-- PROBLEM DESCRIPTION --
From the data that follows, copy every line holding the string "prompt".

-- Dataset records --
------

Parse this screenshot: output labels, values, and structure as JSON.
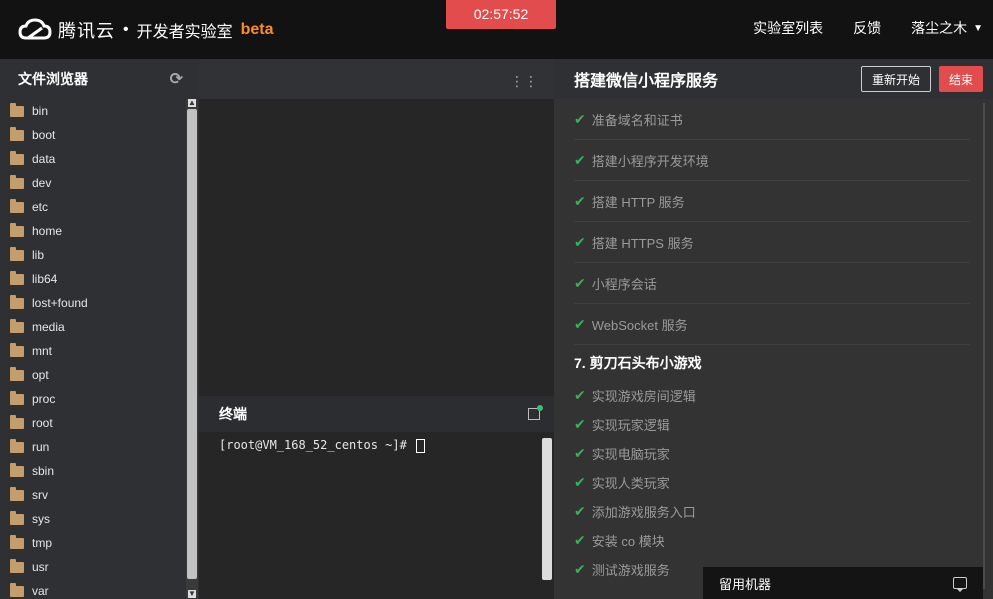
{
  "header": {
    "brand": "腾讯云",
    "separator": "•",
    "lab": "开发者实验室",
    "beta": "beta",
    "timer": "02:57:52",
    "nav": [
      "实验室列表",
      "反馈",
      "落尘之木"
    ]
  },
  "left": {
    "title": "文件浏览器",
    "files": [
      "bin",
      "boot",
      "data",
      "dev",
      "etc",
      "home",
      "lib",
      "lib64",
      "lost+found",
      "media",
      "mnt",
      "opt",
      "proc",
      "root",
      "run",
      "sbin",
      "srv",
      "sys",
      "tmp",
      "usr",
      "var"
    ]
  },
  "terminal": {
    "title": "终端",
    "prompt": "[root@VM_168_52_centos ~]#"
  },
  "right": {
    "title": "搭建微信小程序服务",
    "restart": "重新开始",
    "end": "结束",
    "steps_done": [
      "准备域名和证书",
      "搭建小程序开发环境",
      "搭建 HTTP 服务",
      "搭建 HTTPS 服务",
      "小程序会话",
      "WebSocket 服务"
    ],
    "section": "7. 剪刀石头布小游戏",
    "substeps": [
      "实现游戏房间逻辑",
      "实现玩家逻辑",
      "实现电脑玩家",
      "实现人类玩家",
      "添加游戏服务入口",
      "安装 co 模块",
      "测试游戏服务"
    ]
  },
  "keep_machine": "留用机器",
  "colors": {
    "accent": "#e24c4c",
    "check": "#35b25a",
    "beta": "#ff8a2b"
  }
}
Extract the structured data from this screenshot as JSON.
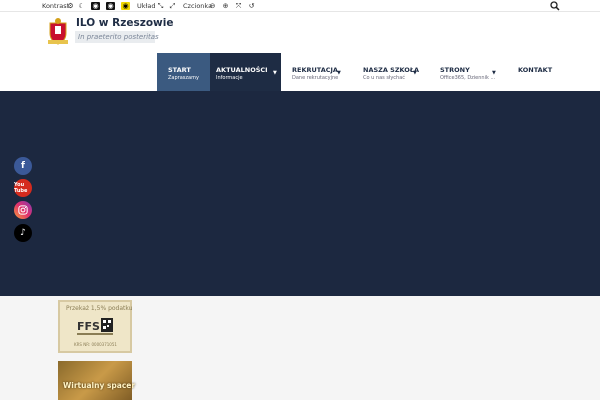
{
  "toolbar": {
    "contrast_label": "Kontrast",
    "layout_label": "Układ",
    "font_label": "Czcionka"
  },
  "header": {
    "title": "ILO w Rzeszowie",
    "motto": "In praeterito posteritas"
  },
  "nav": {
    "items": [
      {
        "label": "START",
        "sub": "Zapraszamy"
      },
      {
        "label": "AKTUALNOŚCI",
        "sub": "Informacje"
      },
      {
        "label": "REKRUTACJA",
        "sub": "Dane rekrutacyjne"
      },
      {
        "label": "NASZA SZKOŁA",
        "sub": "Co u nas słychać"
      },
      {
        "label": "STRONY",
        "sub": "Office365, Dziennik ..."
      },
      {
        "label": "KONTAKT",
        "sub": ""
      }
    ]
  },
  "social": {
    "youtube_text": "You Tube"
  },
  "banners": {
    "tax_title": "Przekaż 1,5% podatku",
    "tax_org": "FFS",
    "tax_bottom": "KRS NR: 0000371051",
    "tour_title": "Wirtualny spacer"
  },
  "colors": {
    "navy": "#1c2840",
    "nav_active": "#3b5a80",
    "nav_hover": "#1e2c44"
  }
}
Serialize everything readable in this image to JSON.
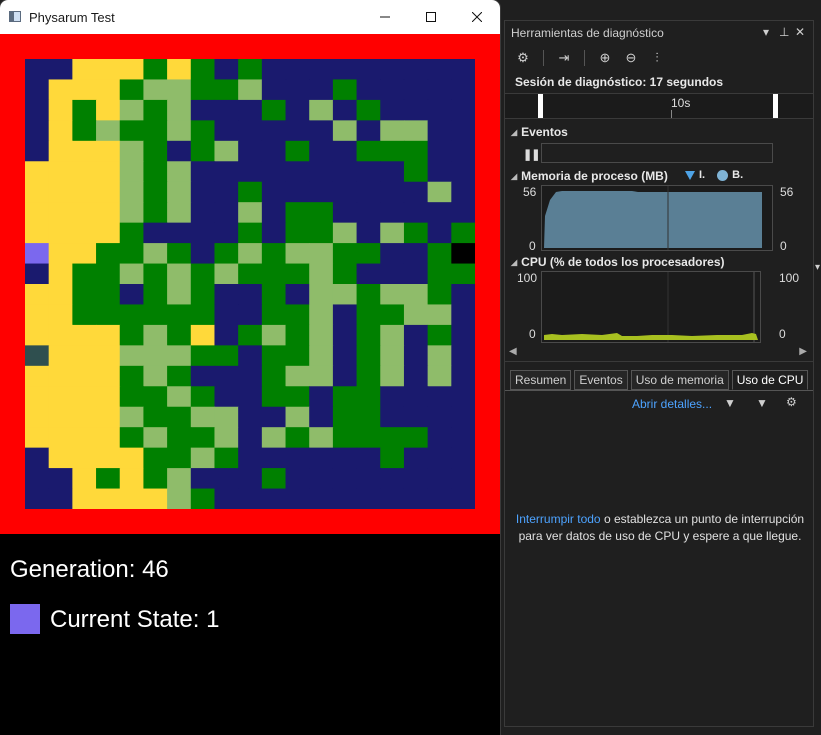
{
  "app": {
    "title": "Physarum Test",
    "minimize_icon": "minimize-icon",
    "maximize_icon": "maximize-icon",
    "close_icon": "close-icon",
    "generation_text": "Generation: 46",
    "state_text": "Current State: 1",
    "state_color": "#7b68ee",
    "border_color": "#ff0000",
    "palette": {
      "D": "#1a1a6e",
      "Y": "#ffd93a",
      "G": "#008000",
      "L": "#8fbc6a",
      "P": "#7b68ee",
      "T": "#2f4f4f",
      "K": "#000000"
    },
    "grid": [
      "DDYYYGYGDGDDDDDDDDD",
      "DYYYGLLGGLDDDGDDDDD",
      "DYGYLGLDDDGDLDGDDDD",
      "DYGLGGLGDDDDDLDLLDD",
      "DYYYLGDGLDDGDDGGGDD",
      "YYYYLGLDDDDDDDDDGDD",
      "YYYYLGLDDGDDDDDDDLD",
      "YYYYLGLDDLDGGDDDDDD",
      "YYYYGDDDDGDGGLDLGDG",
      "PYYGGLGDGLGLLGGDDGK",
      "DYGGLGLGLGGGLGDDDGG",
      "YYGGDGLGDDGDLLGLLGD",
      "YYGGGGGGDDGGLDGGLLD",
      "YYYYGLGYDGLGLDGLDGD",
      "TYYYLLLGGDGGLDGLDLD",
      "YYYYGLGDDDGLLDGLDLD",
      "YYYYGGLGDDGGDGGDDDD",
      "YYYYLGGLLDDLDGGDDDD",
      "YYYYGLGGLDLGLGGGGDD",
      "DYYYYGGLGDDDDDDGDDD",
      "DDYGYGLDDDGDDDDDDDD",
      "DDYYYYLGDDDDDDDDDDD"
    ]
  },
  "diag": {
    "title": "Herramientas de diagnóstico",
    "controls": [
      "▾",
      "⊥",
      "✕"
    ],
    "session_label": "Sesión de diagnóstico: 17 segundos",
    "timeline_label": "10s",
    "events_label": "Eventos",
    "pause_glyph": "❚❚",
    "memory_label": "Memoria de proceso (MB)",
    "memory_legend_1": "I.",
    "memory_legend_2": "B.",
    "memory_ymax": "56",
    "memory_ymin": "0",
    "memory_ymax_right": "56",
    "memory_ymin_right": "0",
    "cpu_label": "CPU (% de todos los procesadores)",
    "cpu_ymax": "100",
    "cpu_ymin": "0",
    "cpu_ymax_right": "100",
    "cpu_ymin_right": "0",
    "tabs": [
      "Resumen",
      "Eventos",
      "Uso de memoria",
      "Uso de CPU"
    ],
    "details_link": "Abrir detalles...",
    "msg_link": "Interrumpir todo",
    "msg_rest1": " o establezca un punto de interrupción",
    "msg_rest2": "para ver datos de uso de CPU y espere a que llegue.",
    "scroll_left": "◀",
    "scroll_right": "▶",
    "edge_glyph": "▾",
    "memory_fill": "#5a7f95",
    "cpu_color": "#a8c020"
  }
}
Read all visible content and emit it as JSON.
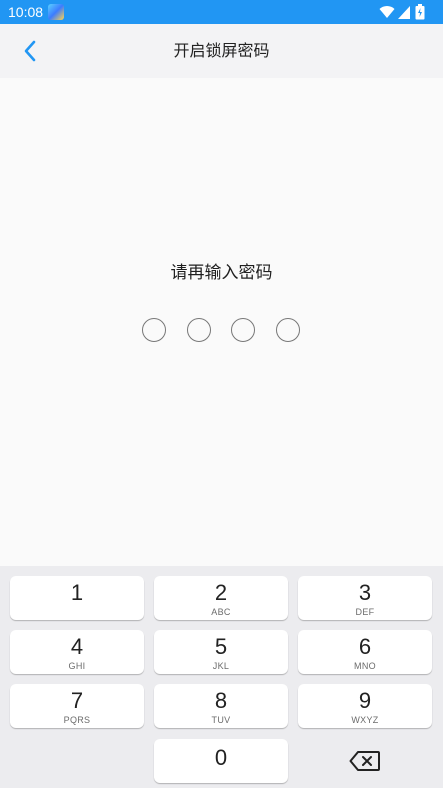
{
  "status_bar": {
    "time": "10:08",
    "background": "#2196f3",
    "icons": [
      "app-notification-icon",
      "wifi-icon",
      "signal-icon",
      "battery-icon"
    ]
  },
  "app_bar": {
    "title": "开启锁屏密码",
    "back_icon": "chevron-left-icon",
    "accent": "#2196f3"
  },
  "main": {
    "prompt": "请再输入密码",
    "pin_length": 4,
    "pin_filled": 0
  },
  "keypad": {
    "keys": [
      {
        "digit": "1",
        "letters": ""
      },
      {
        "digit": "2",
        "letters": "ABC"
      },
      {
        "digit": "3",
        "letters": "DEF"
      },
      {
        "digit": "4",
        "letters": "GHI"
      },
      {
        "digit": "5",
        "letters": "JKL"
      },
      {
        "digit": "6",
        "letters": "MNO"
      },
      {
        "digit": "7",
        "letters": "PQRS"
      },
      {
        "digit": "8",
        "letters": "TUV"
      },
      {
        "digit": "9",
        "letters": "WXYZ"
      },
      {
        "digit": "0",
        "letters": ""
      }
    ],
    "delete_icon": "backspace-icon"
  }
}
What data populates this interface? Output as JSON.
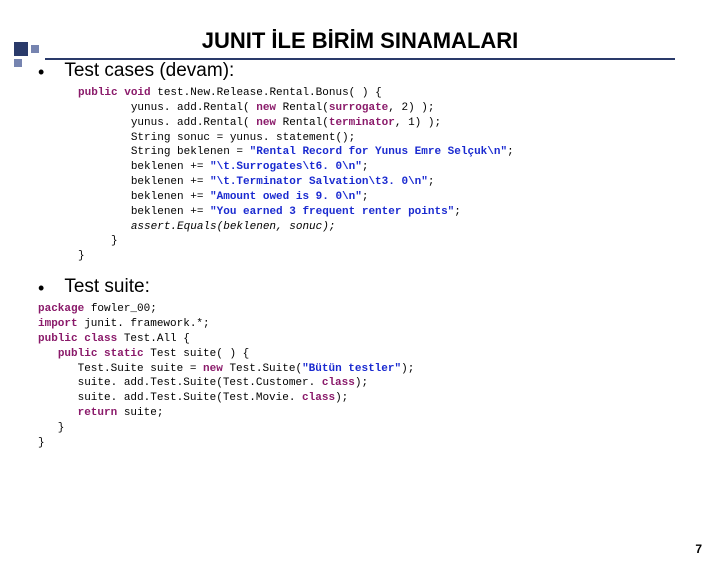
{
  "title": "JUNIT İLE BİRİM SINAMALARI",
  "section1": "Test cases (devam):",
  "section2": "Test suite:",
  "kw": {
    "public": "public",
    "void": "void",
    "new": "new",
    "package": "package",
    "import": "import",
    "class": "class",
    "static": "static",
    "return": "return"
  },
  "c1": {
    "m": "test.New.Release.Rental.Bonus( ) {",
    "l1a": "yunus. add.Rental( ",
    "l1b": " Rental(",
    "l1c": "surrogate",
    "l1d": ", 2) );",
    "l2a": "yunus. add.Rental( ",
    "l2b": " Rental(",
    "l2c": "terminator",
    "l2d": ", 1) );",
    "l3": "String sonuc = yunus. statement();",
    "l4a": "String beklenen = ",
    "l4b": "\"Rental Record for Yunus Emre Selçuk\\n\"",
    "l5a": "beklenen += ",
    "l5b": "\"\\t.Surrogates\\t6. 0\\n\"",
    "l6a": "beklenen += ",
    "l6b": "\"\\t.Terminator Salvation\\t3. 0\\n\"",
    "l7a": "beklenen += ",
    "l7b": "\"Amount owed is 9. 0\\n\"",
    "l8a": "beklenen += ",
    "l8b": "\"You earned 3 frequent renter points\"",
    "l9": "assert.Equals(beklenen, sonuc);"
  },
  "c2": {
    "pkg": " fowler_00;",
    "imp": " junit. framework.*;",
    "cls": " Test.All {",
    "sig": " Test suite( ) {",
    "l1a": "Test.Suite suite = ",
    "l1b": " Test.Suite(",
    "l1c": "\"Bütün testler\"",
    "l1d": ");",
    "l2a": "suite. add.Test.Suite(Test.Customer. ",
    "l2b": ");",
    "l3a": "suite. add.Test.Suite(Test.Movie. ",
    "l3b": ");",
    "ret": " suite;"
  },
  "page": "7"
}
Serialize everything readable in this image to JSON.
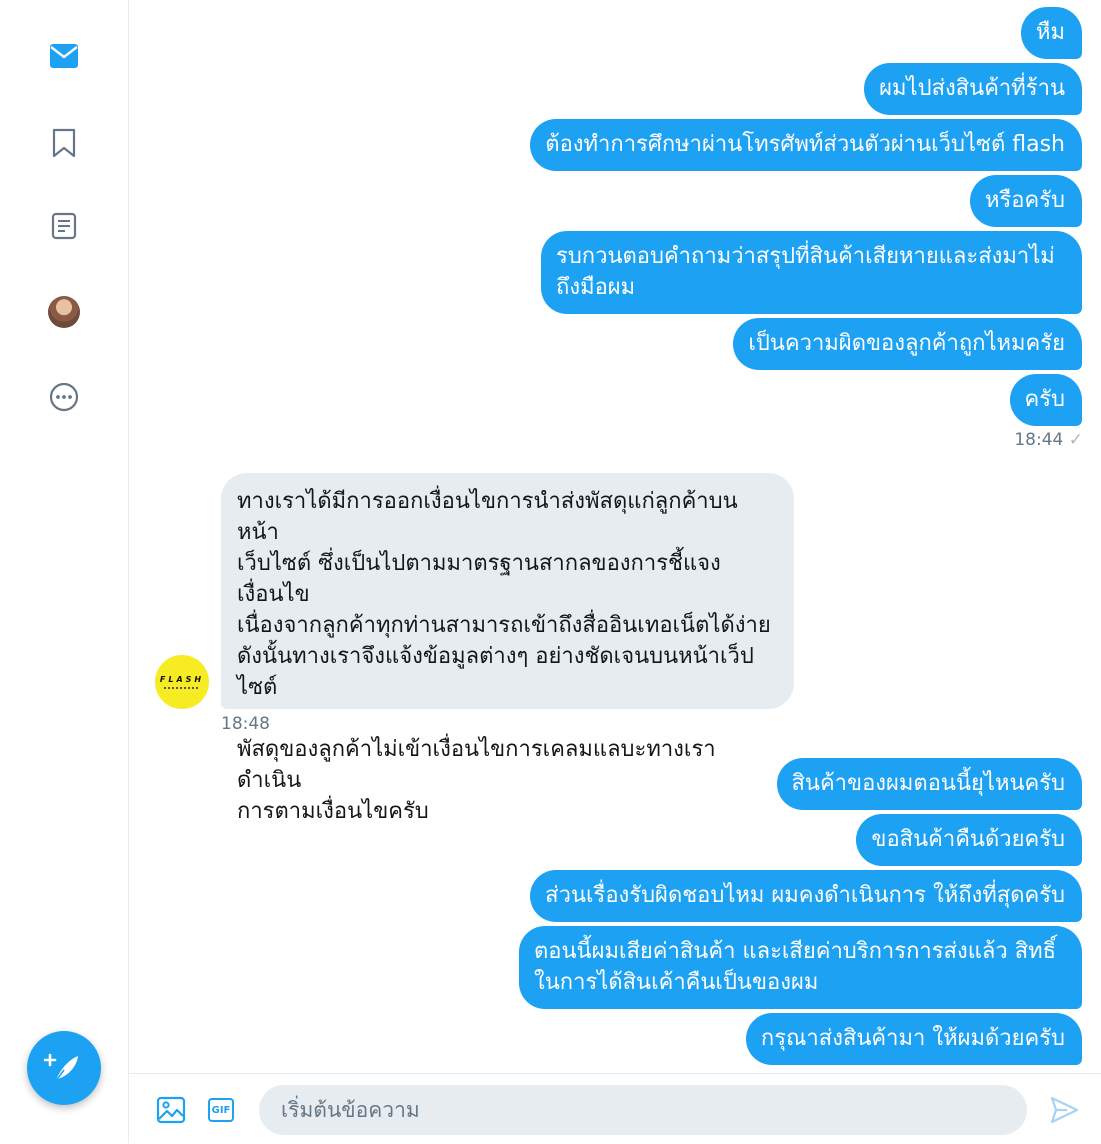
{
  "sidebar": {
    "items": [
      {
        "icon": "mail-icon",
        "active": true
      },
      {
        "icon": "bookmark-icon",
        "active": false
      },
      {
        "icon": "list-icon",
        "active": false
      },
      {
        "icon": "avatar",
        "active": false
      },
      {
        "icon": "more-icon",
        "active": false
      }
    ],
    "compose_icon": "compose-tweet-icon"
  },
  "conversation": {
    "outgoing_group_1": [
      "หืม",
      "ผมไปส่งสินค้าที่ร้าน",
      "ต้องทำการศึกษาผ่านโทรศัพท์ส่วนตัวผ่านเว็บไซต์ flash",
      "หรือครับ",
      "รบกวนตอบคำถามว่าสรุปที่สินค้าเสียหายและส่งมาไม่ถึงมือผม",
      "เป็นความผิดของลูกค้าถูกไหมครัย",
      "ครับ"
    ],
    "outgoing_group_1_time": "18:44",
    "incoming_message": "ทางเราได้มีการออกเงื่อนไขการนำส่งพัสดุแก่ลูกค้าบนหน้า\nเว็บไซต์ ซึ่งเป็นไปตามมาตรฐานสากลของการชี้แจงเงื่อนไข\nเนื่องจากลูกค้าทุกท่านสามารถเข้าถึงสื่ออินเทอเน็ตได้ง่าย\nดังนั้นทางเราจึงแจ้งข้อมูลต่างๆ อย่างชัดเจนบนหน้าเว็ปไซต์\n\nพัสดุของลูกค้าไม่เข้าเงื่อนไขการเคลมแลบะทางเราดำเนิน\nการตามเงื่อนไขครับ",
    "incoming_time": "18:48",
    "partner_avatar_text": "FLASH",
    "outgoing_group_2": [
      "สินค้าของผมตอนนี้ยุไหนครับ",
      "ขอสินค้าคืนด้วยครับ",
      "ส่วนเรื่องรับผิดชอบไหม ผมคงดำเนินการ ให้ถึงที่สุดครับ",
      "ตอนนี้ผมเสียค่าสินค้า และเสียค่าบริการการส่งแล้ว สิทธิ์ในการได้สินเค้าคืนเป็นของผม",
      "กรุณาส่งสินค้ามา ให้ผมด้วยครับ"
    ]
  },
  "composer": {
    "placeholder": "เริ่มต้นข้อความ",
    "gif_label": "GIF",
    "image_icon": "image-icon",
    "send_icon": "send-icon"
  },
  "colors": {
    "accent": "#1da1f2",
    "incoming_bubble": "#e6ecf0",
    "meta_text": "#657786"
  }
}
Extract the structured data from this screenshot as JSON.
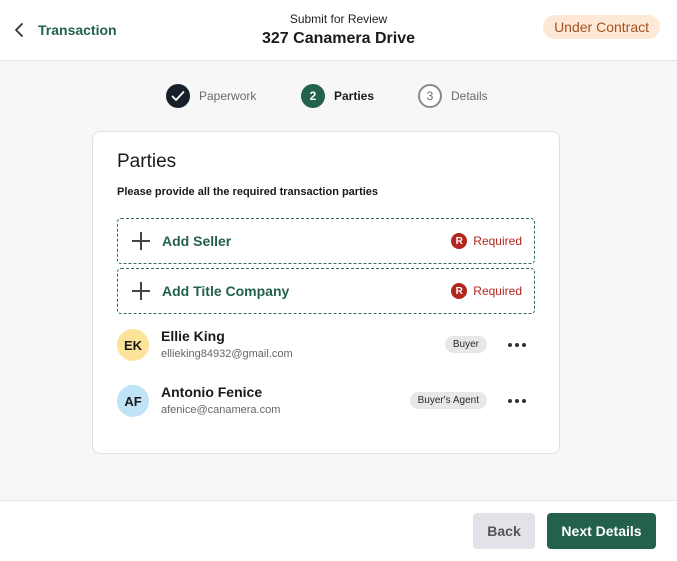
{
  "header": {
    "back_label": "Transaction",
    "subtitle": "Submit for Review",
    "title": "327 Canamera Drive",
    "status": "Under Contract"
  },
  "stepper": {
    "steps": [
      {
        "number": "",
        "label": "Paperwork",
        "state": "complete"
      },
      {
        "number": "2",
        "label": "Parties",
        "state": "current"
      },
      {
        "number": "3",
        "label": "Details",
        "state": "upcoming"
      }
    ]
  },
  "card": {
    "title": "Parties",
    "subtitle": "Please provide all the required transaction parties",
    "add_rows": [
      {
        "label": "Add Seller",
        "required_icon": "R",
        "required_label": "Required"
      },
      {
        "label": "Add Title Company",
        "required_icon": "R",
        "required_label": "Required"
      }
    ],
    "parties": [
      {
        "initials": "EK",
        "name": "Ellie King",
        "email": "ellieking84932@gmail.com",
        "role": "Buyer"
      },
      {
        "initials": "AF",
        "name": "Antonio Fenice",
        "email": "afenice@canamera.com",
        "role": "Buyer's Agent"
      }
    ]
  },
  "footer": {
    "back_label": "Back",
    "next_label": "Next Details"
  },
  "colors": {
    "brand_green": "#23614a",
    "required_red": "#b3261e",
    "status_bg": "#fde9d6",
    "status_text": "#a5511f",
    "step_complete": "#17202b"
  },
  "icons": {
    "back": "chevron-left-icon",
    "complete_step": "check-icon",
    "add": "plus-icon",
    "required": "required-icon",
    "more": "more-horizontal-icon"
  }
}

------

-- RESPONSE --
    "prompt": "[root@VM_168_52_centos ~]#"
    "prompt": "请再输入密码",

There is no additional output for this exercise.